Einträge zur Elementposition
□ □ □ □ □ □ □

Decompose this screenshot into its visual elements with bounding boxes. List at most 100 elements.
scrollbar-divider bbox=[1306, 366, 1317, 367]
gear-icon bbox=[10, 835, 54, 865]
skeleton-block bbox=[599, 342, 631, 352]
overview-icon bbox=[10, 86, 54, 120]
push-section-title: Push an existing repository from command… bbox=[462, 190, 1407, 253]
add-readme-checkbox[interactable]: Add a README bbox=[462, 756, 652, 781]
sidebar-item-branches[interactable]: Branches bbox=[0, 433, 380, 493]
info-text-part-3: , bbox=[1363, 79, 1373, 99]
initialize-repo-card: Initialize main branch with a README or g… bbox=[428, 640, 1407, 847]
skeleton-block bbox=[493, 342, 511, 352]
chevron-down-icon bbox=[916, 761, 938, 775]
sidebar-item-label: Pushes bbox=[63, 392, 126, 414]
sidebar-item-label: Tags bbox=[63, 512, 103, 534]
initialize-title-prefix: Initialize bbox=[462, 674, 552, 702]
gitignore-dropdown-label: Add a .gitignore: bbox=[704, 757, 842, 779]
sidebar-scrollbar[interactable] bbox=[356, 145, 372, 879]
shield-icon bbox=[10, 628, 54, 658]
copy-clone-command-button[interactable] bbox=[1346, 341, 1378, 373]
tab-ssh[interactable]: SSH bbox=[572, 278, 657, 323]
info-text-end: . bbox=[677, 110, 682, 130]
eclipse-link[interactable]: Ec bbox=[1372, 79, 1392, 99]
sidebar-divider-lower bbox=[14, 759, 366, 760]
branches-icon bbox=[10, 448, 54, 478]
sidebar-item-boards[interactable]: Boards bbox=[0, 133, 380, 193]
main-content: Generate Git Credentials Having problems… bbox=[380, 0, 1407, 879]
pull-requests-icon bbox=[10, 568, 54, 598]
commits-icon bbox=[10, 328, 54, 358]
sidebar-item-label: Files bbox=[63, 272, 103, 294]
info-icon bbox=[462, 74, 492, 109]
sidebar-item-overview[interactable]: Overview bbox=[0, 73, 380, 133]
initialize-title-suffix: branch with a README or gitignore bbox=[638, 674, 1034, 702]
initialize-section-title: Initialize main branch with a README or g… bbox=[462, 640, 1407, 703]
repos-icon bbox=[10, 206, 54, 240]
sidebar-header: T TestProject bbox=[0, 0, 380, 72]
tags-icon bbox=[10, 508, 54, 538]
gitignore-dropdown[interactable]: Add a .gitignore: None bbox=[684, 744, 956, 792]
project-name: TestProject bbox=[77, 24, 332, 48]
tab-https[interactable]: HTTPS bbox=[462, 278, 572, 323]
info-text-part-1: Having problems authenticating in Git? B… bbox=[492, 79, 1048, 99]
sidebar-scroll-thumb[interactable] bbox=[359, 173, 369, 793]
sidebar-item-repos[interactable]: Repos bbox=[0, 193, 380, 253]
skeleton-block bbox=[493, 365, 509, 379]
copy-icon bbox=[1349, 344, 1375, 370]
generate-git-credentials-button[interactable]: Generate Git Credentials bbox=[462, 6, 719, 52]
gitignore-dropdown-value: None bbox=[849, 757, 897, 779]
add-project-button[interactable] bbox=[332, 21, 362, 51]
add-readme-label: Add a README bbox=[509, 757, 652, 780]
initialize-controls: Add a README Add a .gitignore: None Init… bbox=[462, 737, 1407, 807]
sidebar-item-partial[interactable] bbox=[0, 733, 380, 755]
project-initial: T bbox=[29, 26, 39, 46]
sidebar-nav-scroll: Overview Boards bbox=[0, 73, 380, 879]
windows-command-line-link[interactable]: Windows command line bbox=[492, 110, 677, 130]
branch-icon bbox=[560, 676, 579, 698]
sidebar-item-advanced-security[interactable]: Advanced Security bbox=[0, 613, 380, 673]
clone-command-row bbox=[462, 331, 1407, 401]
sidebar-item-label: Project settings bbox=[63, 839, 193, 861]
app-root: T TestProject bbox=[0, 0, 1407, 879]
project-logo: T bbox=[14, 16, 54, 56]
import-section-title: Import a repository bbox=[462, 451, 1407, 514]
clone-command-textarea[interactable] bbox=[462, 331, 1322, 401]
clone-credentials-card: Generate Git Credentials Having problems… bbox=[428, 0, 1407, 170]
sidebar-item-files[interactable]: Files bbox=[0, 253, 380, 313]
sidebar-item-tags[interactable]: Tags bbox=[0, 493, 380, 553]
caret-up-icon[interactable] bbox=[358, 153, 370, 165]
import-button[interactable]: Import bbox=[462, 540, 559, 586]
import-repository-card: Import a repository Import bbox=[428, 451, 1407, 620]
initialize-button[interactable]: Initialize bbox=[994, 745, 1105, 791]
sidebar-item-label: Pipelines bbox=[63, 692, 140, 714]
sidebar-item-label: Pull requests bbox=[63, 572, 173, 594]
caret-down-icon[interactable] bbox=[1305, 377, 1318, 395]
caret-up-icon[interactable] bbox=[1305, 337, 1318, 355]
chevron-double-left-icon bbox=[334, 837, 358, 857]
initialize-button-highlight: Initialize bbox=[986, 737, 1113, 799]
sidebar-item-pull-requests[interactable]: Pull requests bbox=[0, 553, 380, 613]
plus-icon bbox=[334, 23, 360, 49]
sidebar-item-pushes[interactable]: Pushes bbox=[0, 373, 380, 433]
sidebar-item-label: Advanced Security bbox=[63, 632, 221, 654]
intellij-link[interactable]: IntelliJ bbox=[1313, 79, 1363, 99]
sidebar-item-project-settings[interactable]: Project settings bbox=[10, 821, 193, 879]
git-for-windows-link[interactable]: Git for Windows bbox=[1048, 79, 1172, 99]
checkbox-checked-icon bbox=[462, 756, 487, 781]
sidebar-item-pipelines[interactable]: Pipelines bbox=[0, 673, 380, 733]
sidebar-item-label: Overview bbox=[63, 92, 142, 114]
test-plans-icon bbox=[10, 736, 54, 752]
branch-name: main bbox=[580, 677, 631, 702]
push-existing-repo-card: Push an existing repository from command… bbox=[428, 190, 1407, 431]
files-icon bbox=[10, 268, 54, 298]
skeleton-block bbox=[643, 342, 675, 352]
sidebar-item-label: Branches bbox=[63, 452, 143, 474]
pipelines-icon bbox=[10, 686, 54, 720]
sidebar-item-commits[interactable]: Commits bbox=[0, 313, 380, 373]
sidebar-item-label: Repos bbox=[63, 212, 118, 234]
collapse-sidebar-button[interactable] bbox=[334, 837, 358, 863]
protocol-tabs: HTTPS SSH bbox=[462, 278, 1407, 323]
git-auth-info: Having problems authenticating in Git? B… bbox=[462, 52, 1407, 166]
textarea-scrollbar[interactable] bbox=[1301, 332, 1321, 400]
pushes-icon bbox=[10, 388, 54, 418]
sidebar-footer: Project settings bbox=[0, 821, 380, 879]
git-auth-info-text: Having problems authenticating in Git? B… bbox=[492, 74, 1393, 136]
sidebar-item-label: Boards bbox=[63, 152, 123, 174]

□ □ □ □ □ □ □

• ZU ERLEDIGENDE ARBEIT: Schreiben Sie bitte sämtliche Einträge oben Zeile für Zeile unverändert ab.

• LÖSUNG DER AUFGABE:
Decompose this screenshot into its visual elements with bounding boxes. List at most 100 elements.
scrollbar-divider bbox=[1306, 366, 1317, 367]
gear-icon bbox=[10, 835, 54, 865]
skeleton-block bbox=[599, 342, 631, 352]
overview-icon bbox=[10, 86, 54, 120]
push-section-title: Push an existing repository from command… bbox=[462, 190, 1407, 253]
add-readme-checkbox[interactable]: Add a README bbox=[462, 756, 652, 781]
sidebar-item-branches[interactable]: Branches bbox=[0, 433, 380, 493]
info-text-part-3: , bbox=[1363, 79, 1373, 99]
initialize-repo-card: Initialize main branch with a README or g… bbox=[428, 640, 1407, 847]
skeleton-block bbox=[493, 342, 511, 352]
chevron-down-icon bbox=[916, 761, 938, 775]
sidebar-item-label: Pushes bbox=[63, 392, 126, 414]
sidebar-item-label: Tags bbox=[63, 512, 103, 534]
initialize-title-prefix: Initialize bbox=[462, 674, 552, 702]
gitignore-dropdown-label: Add a .gitignore: bbox=[704, 757, 842, 779]
sidebar-scrollbar[interactable] bbox=[356, 145, 372, 879]
shield-icon bbox=[10, 628, 54, 658]
copy-clone-command-button[interactable] bbox=[1346, 341, 1378, 373]
tab-ssh[interactable]: SSH bbox=[572, 278, 657, 323]
info-text-end: . bbox=[677, 110, 682, 130]
eclipse-link[interactable]: Ec bbox=[1372, 79, 1392, 99]
sidebar-divider-lower bbox=[14, 759, 366, 760]
branches-icon bbox=[10, 448, 54, 478]
sidebar-item-boards[interactable]: Boards bbox=[0, 133, 380, 193]
main-content: Generate Git Credentials Having problems… bbox=[380, 0, 1407, 879]
pull-requests-icon bbox=[10, 568, 54, 598]
commits-icon bbox=[10, 328, 54, 358]
sidebar-item-label: Files bbox=[63, 272, 103, 294]
info-icon bbox=[462, 74, 492, 109]
sidebar-item-overview[interactable]: Overview bbox=[0, 73, 380, 133]
initialize-title-suffix: branch with a README or gitignore bbox=[638, 674, 1034, 702]
initialize-section-title: Initialize main branch with a README or g… bbox=[462, 640, 1407, 703]
repos-icon bbox=[10, 206, 54, 240]
sidebar-header: T TestProject bbox=[0, 0, 380, 72]
tags-icon bbox=[10, 508, 54, 538]
gitignore-dropdown[interactable]: Add a .gitignore: None bbox=[684, 744, 956, 792]
project-name: TestProject bbox=[77, 24, 332, 48]
tab-https[interactable]: HTTPS bbox=[462, 278, 572, 323]
info-text-part-1: Having problems authenticating in Git? B… bbox=[492, 79, 1048, 99]
sidebar-scroll-thumb[interactable] bbox=[359, 173, 369, 793]
sidebar-item-repos[interactable]: Repos bbox=[0, 193, 380, 253]
skeleton-block bbox=[493, 365, 509, 379]
copy-icon bbox=[1349, 344, 1375, 370]
generate-git-credentials-button[interactable]: Generate Git Credentials bbox=[462, 6, 719, 52]
gitignore-dropdown-value: None bbox=[849, 757, 897, 779]
add-project-button[interactable] bbox=[332, 21, 362, 51]
add-readme-label: Add a README bbox=[509, 757, 652, 780]
initialize-controls: Add a README Add a .gitignore: None Init… bbox=[462, 737, 1407, 807]
sidebar-item-partial[interactable] bbox=[0, 733, 380, 755]
project-initial: T bbox=[29, 26, 39, 46]
sidebar-nav-scroll: Overview Boards bbox=[0, 73, 380, 879]
windows-command-line-link[interactable]: Windows command line bbox=[492, 110, 677, 130]
branch-icon bbox=[560, 676, 579, 698]
sidebar-item-advanced-security[interactable]: Advanced Security bbox=[0, 613, 380, 673]
clone-command-row bbox=[462, 331, 1407, 401]
sidebar-item-label: Project settings bbox=[63, 839, 193, 861]
app-root: T TestProject bbox=[0, 0, 1407, 879]
project-logo: T bbox=[14, 16, 54, 56]
import-section-title: Import a repository bbox=[462, 451, 1407, 514]
clone-command-textarea[interactable] bbox=[462, 331, 1322, 401]
clone-credentials-card: Generate Git Credentials Having problems… bbox=[428, 0, 1407, 170]
sidebar-item-files[interactable]: Files bbox=[0, 253, 380, 313]
sidebar-item-tags[interactable]: Tags bbox=[0, 493, 380, 553]
caret-up-icon[interactable] bbox=[358, 153, 370, 165]
import-button[interactable]: Import bbox=[462, 540, 559, 586]
import-repository-card: Import a repository Import bbox=[428, 451, 1407, 620]
initialize-button[interactable]: Initialize bbox=[994, 745, 1105, 791]
sidebar-item-label: Pipelines bbox=[63, 692, 140, 714]
sidebar-item-label: Pull requests bbox=[63, 572, 173, 594]
caret-down-icon[interactable] bbox=[1305, 377, 1318, 395]
caret-up-icon[interactable] bbox=[1305, 337, 1318, 355]
chevron-double-left-icon bbox=[334, 837, 358, 857]
initialize-button-highlight: Initialize bbox=[986, 737, 1113, 799]
sidebar-item-pull-requests[interactable]: Pull requests bbox=[0, 553, 380, 613]
plus-icon bbox=[334, 23, 360, 49]
sidebar-item-pushes[interactable]: Pushes bbox=[0, 373, 380, 433]
sidebar-item-label: Advanced Security bbox=[63, 632, 221, 654]
intellij-link[interactable]: IntelliJ bbox=[1313, 79, 1363, 99]
sidebar-item-project-settings[interactable]: Project settings bbox=[10, 821, 193, 879]
git-for-windows-link[interactable]: Git for Windows bbox=[1048, 79, 1172, 99]
checkbox-checked-icon bbox=[462, 756, 487, 781]
sidebar-item-pipelines[interactable]: Pipelines bbox=[0, 673, 380, 733]
sidebar-item-label: Overview bbox=[63, 92, 142, 114]
test-plans-icon bbox=[10, 736, 54, 752]
branch-name: main bbox=[580, 677, 631, 702]
push-existing-repo-card: Push an existing repository from command… bbox=[428, 190, 1407, 431]
files-icon bbox=[10, 268, 54, 298]
skeleton-block bbox=[643, 342, 675, 352]
sidebar-item-label: Branches bbox=[63, 452, 143, 474]
pipelines-icon bbox=[10, 686, 54, 720]
sidebar-item-commits[interactable]: Commits bbox=[0, 313, 380, 373]
sidebar-item-label: Repos bbox=[63, 212, 118, 234]
collapse-sidebar-button[interactable] bbox=[334, 837, 358, 863]
protocol-tabs: HTTPS SSH bbox=[462, 278, 1407, 323]
git-auth-info: Having problems authenticating in Git? B… bbox=[462, 52, 1407, 166]
textarea-scrollbar[interactable] bbox=[1301, 332, 1321, 400]
pushes-icon bbox=[10, 388, 54, 418]
sidebar-footer: Project settings bbox=[0, 821, 380, 879]
git-auth-info-text: Having problems authenticating in Git? B… bbox=[492, 74, 1393, 136]
sidebar-item-label: Boards bbox=[63, 152, 123, 174]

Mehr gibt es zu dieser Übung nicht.